[SET TASK A] Identify every line in the listing that contains the string "Home".

[SELECTION]
Ethnically South Sudan boasts tens of languages and almost as many tribes, but recent spates of violence are forcing different groups within the country to align with one of only two sides – with no guarantee of protection from either. Whilst it is evidently Machar’s wish to gain more power and Kiir’s reluctance to concede it that has caused the rift, the danger is that the many armed, militarised groups let loose in populated areas have been encouraged to view their struggle as an ethnic one.

For his part Machar, a member of the Nuer group, has long emphasised the ethnic dominance of the Dinkas in government and previously in the SPLM/A as a sign of an attempt to gain ethnic hegemony by the group. The Dinkas constitute the largest ethnic group of the South Sudanese population.

Ethnically-based killing particularly aimed at the Dinka group has happened before. The 1991 massacre in which armed Nuer fighters, under Machar, killed around 2,000 Dinka in the town of Bor, was a shameful episode in the South-South violence that characterised much of the fighting during the civil war (1983-2005). Today, tensions are more fraught and, in the absence of a common enemy, the stakes are much higher. As an independent country South Sudan and its resources present a huge coup for any group, but instead of being content with power-sharing both sides seem now to be seeking full authority.

[GIVEN RECORDS]
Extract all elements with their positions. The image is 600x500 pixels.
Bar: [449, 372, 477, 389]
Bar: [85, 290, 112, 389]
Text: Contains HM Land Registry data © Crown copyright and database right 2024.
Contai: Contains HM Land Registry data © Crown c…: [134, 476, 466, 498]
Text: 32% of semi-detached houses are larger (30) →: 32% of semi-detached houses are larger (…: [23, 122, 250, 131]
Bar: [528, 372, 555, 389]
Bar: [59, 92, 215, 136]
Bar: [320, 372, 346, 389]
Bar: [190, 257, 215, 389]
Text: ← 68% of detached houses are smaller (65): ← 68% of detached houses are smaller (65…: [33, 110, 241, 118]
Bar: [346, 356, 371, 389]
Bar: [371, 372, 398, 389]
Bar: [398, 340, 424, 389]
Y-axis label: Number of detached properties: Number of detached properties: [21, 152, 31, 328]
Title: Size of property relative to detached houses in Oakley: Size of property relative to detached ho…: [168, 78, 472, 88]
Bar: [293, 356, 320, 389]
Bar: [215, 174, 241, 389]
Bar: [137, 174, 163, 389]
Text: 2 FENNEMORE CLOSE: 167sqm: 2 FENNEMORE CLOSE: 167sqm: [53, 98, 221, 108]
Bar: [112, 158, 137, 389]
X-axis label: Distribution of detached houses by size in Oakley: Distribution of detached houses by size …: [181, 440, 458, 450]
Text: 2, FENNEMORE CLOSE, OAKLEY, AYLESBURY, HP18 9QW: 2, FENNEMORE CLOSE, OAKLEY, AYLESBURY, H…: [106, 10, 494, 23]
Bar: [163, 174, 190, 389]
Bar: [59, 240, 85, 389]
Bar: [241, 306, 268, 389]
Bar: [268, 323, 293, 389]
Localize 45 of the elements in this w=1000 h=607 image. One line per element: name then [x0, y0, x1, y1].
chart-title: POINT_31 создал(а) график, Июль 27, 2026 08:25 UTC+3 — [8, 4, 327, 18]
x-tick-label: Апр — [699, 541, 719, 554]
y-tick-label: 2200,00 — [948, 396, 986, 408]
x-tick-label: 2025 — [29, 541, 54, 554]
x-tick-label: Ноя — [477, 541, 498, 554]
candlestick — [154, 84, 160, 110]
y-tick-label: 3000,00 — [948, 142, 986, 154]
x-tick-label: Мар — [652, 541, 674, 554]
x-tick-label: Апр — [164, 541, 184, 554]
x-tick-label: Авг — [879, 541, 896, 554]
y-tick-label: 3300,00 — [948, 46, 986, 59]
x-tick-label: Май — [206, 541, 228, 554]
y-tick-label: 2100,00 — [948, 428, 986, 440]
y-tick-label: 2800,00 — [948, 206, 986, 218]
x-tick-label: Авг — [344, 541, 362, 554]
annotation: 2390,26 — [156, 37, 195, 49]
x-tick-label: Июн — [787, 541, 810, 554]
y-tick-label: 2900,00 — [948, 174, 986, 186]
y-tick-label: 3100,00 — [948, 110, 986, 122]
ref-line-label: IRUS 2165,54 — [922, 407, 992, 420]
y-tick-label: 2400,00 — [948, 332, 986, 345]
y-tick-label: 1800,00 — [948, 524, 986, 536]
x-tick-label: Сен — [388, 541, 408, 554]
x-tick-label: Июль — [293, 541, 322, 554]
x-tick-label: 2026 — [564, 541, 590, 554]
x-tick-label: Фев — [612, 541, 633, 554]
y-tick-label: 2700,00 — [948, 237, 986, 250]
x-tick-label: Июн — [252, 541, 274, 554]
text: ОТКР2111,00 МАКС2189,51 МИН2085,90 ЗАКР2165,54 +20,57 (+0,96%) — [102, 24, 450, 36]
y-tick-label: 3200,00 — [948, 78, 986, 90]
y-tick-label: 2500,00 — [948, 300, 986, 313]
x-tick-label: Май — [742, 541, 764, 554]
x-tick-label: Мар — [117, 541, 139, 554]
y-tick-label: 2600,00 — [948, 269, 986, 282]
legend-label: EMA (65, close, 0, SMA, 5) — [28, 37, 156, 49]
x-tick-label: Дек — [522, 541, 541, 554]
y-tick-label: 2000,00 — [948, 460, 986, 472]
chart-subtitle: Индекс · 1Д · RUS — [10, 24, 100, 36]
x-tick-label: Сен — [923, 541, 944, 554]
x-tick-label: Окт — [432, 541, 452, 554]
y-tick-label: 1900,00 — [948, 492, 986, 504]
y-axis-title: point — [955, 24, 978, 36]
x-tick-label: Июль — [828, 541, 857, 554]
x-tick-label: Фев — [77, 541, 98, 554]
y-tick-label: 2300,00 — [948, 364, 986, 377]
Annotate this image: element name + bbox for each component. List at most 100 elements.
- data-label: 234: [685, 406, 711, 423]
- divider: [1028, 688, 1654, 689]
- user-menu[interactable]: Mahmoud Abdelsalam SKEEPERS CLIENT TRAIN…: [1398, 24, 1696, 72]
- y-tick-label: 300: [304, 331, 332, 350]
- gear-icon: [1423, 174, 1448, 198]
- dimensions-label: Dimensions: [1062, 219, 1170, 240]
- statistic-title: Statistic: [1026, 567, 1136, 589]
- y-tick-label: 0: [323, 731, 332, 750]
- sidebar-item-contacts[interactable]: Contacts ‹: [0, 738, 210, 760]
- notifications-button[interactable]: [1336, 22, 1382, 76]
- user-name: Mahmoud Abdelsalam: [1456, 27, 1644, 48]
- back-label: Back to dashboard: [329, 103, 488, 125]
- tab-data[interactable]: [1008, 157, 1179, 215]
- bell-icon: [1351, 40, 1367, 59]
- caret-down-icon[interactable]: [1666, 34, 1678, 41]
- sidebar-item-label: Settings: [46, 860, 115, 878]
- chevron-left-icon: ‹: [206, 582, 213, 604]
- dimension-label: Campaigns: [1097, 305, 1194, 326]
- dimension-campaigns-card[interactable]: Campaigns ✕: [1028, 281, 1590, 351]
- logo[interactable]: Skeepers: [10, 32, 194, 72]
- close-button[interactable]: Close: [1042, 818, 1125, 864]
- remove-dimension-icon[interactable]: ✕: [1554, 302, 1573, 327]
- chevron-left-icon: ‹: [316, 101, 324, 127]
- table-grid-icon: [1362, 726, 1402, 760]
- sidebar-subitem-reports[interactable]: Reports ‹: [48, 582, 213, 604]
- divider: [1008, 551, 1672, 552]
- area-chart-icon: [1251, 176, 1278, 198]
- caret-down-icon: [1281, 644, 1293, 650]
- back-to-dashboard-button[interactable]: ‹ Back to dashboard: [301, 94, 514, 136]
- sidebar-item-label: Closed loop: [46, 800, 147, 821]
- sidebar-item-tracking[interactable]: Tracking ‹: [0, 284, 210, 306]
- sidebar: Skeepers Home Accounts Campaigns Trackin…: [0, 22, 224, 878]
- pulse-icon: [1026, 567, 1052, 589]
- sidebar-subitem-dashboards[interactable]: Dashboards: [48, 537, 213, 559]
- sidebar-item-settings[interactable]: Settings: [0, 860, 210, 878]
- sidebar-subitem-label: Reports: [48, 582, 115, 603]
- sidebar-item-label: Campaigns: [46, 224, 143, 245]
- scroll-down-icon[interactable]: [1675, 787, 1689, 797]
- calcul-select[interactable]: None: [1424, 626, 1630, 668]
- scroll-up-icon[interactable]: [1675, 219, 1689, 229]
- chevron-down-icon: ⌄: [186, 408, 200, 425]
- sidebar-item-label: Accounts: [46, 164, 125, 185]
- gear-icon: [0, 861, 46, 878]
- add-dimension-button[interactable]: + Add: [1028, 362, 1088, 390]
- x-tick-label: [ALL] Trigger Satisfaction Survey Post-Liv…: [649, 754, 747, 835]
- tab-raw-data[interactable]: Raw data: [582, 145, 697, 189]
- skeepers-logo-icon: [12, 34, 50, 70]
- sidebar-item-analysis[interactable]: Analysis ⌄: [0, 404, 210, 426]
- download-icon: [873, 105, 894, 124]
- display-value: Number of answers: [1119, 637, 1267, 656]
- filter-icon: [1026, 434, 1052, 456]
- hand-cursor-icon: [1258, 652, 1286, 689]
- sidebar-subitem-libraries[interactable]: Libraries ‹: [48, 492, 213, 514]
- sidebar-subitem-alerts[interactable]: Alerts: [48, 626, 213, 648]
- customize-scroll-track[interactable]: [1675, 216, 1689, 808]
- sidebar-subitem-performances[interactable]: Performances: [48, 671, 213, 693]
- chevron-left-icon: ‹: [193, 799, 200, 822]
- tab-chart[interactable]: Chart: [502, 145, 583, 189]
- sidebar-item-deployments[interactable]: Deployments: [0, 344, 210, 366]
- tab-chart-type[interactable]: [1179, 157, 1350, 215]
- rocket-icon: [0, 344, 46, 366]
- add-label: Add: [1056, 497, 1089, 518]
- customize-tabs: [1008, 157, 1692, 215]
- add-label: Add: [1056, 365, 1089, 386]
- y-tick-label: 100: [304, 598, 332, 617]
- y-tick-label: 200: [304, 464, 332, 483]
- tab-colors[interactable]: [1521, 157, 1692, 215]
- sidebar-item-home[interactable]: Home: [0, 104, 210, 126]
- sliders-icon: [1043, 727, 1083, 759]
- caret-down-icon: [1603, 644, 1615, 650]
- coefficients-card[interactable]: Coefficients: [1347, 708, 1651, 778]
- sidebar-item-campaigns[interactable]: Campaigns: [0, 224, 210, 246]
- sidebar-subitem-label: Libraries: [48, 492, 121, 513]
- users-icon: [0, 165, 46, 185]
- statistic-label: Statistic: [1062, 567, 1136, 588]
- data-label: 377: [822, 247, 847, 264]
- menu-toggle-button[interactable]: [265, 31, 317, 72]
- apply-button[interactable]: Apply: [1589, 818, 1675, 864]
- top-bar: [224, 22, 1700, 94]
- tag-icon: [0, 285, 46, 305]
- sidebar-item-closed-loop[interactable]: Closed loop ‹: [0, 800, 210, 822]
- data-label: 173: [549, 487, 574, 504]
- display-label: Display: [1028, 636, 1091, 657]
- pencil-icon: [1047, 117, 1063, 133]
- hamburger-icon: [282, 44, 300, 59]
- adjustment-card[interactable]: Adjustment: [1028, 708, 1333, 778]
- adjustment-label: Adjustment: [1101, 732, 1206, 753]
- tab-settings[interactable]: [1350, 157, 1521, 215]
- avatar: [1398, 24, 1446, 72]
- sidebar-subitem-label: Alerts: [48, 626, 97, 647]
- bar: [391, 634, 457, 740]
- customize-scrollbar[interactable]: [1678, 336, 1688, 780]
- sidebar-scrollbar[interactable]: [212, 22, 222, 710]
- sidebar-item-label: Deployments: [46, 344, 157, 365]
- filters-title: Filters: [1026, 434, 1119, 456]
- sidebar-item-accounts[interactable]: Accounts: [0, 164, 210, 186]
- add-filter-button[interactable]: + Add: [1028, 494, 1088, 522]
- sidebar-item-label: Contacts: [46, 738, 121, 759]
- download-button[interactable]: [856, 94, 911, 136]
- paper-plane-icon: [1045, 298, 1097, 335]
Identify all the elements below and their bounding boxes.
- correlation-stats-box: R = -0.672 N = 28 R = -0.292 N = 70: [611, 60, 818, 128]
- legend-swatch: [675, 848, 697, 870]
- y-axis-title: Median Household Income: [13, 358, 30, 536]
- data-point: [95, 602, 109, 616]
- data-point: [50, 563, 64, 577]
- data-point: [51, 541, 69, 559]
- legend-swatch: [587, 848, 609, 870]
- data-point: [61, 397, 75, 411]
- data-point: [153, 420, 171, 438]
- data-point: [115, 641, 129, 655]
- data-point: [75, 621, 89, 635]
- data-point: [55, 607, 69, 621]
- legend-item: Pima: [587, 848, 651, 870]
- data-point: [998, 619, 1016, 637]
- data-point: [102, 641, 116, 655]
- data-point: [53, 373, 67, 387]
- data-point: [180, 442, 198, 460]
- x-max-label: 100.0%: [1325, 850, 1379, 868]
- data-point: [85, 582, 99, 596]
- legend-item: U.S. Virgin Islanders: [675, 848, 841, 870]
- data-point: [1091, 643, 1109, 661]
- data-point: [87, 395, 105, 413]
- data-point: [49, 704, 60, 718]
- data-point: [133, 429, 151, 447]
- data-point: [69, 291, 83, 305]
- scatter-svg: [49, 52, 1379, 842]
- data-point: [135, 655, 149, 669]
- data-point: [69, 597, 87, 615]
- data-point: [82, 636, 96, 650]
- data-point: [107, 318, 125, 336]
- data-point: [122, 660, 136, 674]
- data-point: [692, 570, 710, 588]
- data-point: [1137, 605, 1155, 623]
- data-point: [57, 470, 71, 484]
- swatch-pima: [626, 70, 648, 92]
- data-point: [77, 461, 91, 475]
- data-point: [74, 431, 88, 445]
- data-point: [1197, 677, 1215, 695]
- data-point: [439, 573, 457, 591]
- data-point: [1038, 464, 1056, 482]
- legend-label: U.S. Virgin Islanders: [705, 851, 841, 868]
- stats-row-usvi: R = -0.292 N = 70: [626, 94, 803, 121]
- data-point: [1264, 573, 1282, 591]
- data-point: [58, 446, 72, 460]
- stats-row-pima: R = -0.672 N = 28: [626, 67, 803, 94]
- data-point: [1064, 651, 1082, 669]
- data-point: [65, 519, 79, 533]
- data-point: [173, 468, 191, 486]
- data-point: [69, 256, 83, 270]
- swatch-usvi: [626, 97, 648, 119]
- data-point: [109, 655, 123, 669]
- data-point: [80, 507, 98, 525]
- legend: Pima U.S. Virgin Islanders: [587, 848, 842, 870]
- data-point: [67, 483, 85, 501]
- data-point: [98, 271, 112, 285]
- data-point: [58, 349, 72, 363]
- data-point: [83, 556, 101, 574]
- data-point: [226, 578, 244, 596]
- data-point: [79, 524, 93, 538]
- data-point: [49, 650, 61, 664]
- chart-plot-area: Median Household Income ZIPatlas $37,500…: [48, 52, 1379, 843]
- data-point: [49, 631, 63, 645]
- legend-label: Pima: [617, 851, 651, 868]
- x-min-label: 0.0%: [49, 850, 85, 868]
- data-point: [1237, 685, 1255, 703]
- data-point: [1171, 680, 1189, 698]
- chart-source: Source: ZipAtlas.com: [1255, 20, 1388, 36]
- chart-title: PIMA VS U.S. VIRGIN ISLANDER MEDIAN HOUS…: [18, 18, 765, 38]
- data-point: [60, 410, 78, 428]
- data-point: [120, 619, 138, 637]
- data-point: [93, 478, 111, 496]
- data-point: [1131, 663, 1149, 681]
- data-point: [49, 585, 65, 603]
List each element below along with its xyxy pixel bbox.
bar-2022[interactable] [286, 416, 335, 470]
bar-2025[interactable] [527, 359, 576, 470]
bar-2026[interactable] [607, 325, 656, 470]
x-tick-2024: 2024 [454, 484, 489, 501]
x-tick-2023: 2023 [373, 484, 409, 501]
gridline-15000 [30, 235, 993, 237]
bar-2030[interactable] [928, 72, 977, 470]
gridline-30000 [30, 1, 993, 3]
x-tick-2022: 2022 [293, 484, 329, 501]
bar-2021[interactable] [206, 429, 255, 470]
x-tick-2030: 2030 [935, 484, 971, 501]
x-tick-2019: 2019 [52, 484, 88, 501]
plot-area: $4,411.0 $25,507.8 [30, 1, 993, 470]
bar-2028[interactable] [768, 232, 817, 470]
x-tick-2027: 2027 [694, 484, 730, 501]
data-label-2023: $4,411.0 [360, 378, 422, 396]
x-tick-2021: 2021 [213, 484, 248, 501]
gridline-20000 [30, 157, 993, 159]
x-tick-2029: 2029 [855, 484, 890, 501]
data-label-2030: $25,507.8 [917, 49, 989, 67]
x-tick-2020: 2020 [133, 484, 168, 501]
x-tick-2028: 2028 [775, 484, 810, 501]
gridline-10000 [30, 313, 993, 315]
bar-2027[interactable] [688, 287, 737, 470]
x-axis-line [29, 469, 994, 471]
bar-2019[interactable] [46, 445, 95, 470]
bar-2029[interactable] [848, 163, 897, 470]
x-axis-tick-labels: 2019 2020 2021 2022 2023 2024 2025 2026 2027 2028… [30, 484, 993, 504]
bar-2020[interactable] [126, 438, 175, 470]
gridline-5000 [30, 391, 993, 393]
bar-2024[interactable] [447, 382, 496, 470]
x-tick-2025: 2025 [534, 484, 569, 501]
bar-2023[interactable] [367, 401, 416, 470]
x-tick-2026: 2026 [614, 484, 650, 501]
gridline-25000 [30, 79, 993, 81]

[SET TASK B] For each statement, say yes or no to whether it agrees with the passage on South Sudan, and quote the deciding words: (i) The Dinkas are the largest ethnic group in South Sudan; (ii) Dinka fighters carried out the 1991 massacre in Bor; (iii) both sides now seem content with power-sharing.

[ANSWER A]
- sidebar: Skeepers Home Accounts Campaigns Trackin…: [0, 22, 224, 878]
- sidebar-item-home[interactable]: Home: [0, 104, 210, 126]

[ANSWER B]
(i) Yes: "The Dinkas constitute the largest ethnic group of the South Sudanese population."
(ii) No: "armed Nuer fighters, under Machar, killed around 2,000 Dinka in the town of Bor"
(iii) No: "instead of being content with power-sharing both sides seem now to be seeking full authority."